» GOAL OF THE EXERCISE: After reading the data below, copy out every line that contains the word "What".

##### SUPPLIED RECORDS #####

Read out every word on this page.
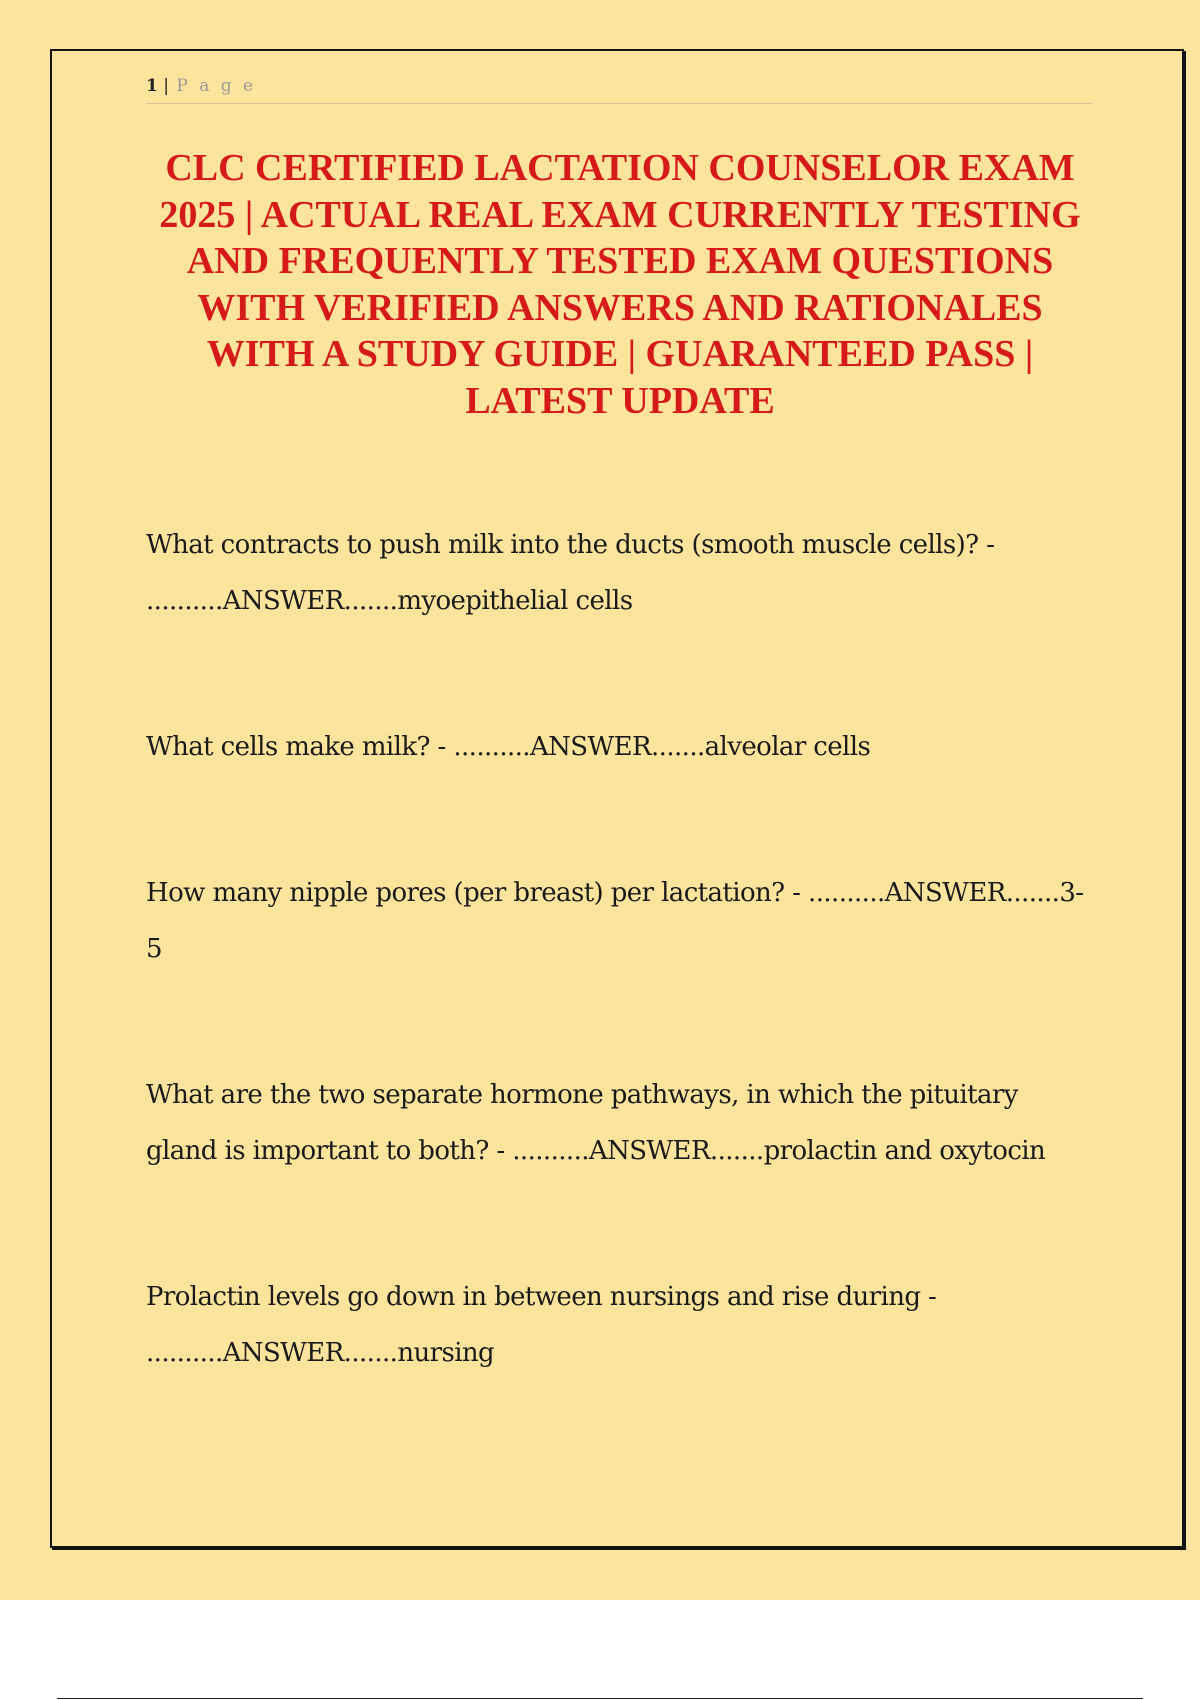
1 | P a g e
CLC CERTIFIED LACTATION COUNSELOR EXAM 2025 | ACTUAL REAL EXAM CURRENTLY TESTING AND FREQUENTLY TESTED EXAM QUESTIONS WITH VERIFIED ANSWERS AND RATIONALES WITH A STUDY GUIDE | GUARANTEED PASS | LATEST UPDATE

What contracts to push milk into the ducts (smooth muscle cells)? - ..........ANSWER.......myoepithelial cells

What cells make milk? - ..........ANSWER.......alveolar cells

How many nipple pores (per breast) per lactation? - ..........ANSWER.......3-5

What are the two separate hormone pathways, in which the pituitary gland is important to both? - ..........ANSWER.......prolactin and oxytocin

Prolactin levels go down in between nursings and rise during - ..........ANSWER.......nursing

#####

» EXERCISE SOLUTION:
What contracts to push milk into the ducts (smooth muscle cells)? - ..........ANSWER.......myoepithelial cells
What cells make milk? - ..........ANSWER.......alveolar cells
What are the two separate hormone pathways, in which the pituitary gland is important to both? - ..........ANSWER.......prolactin and oxytocin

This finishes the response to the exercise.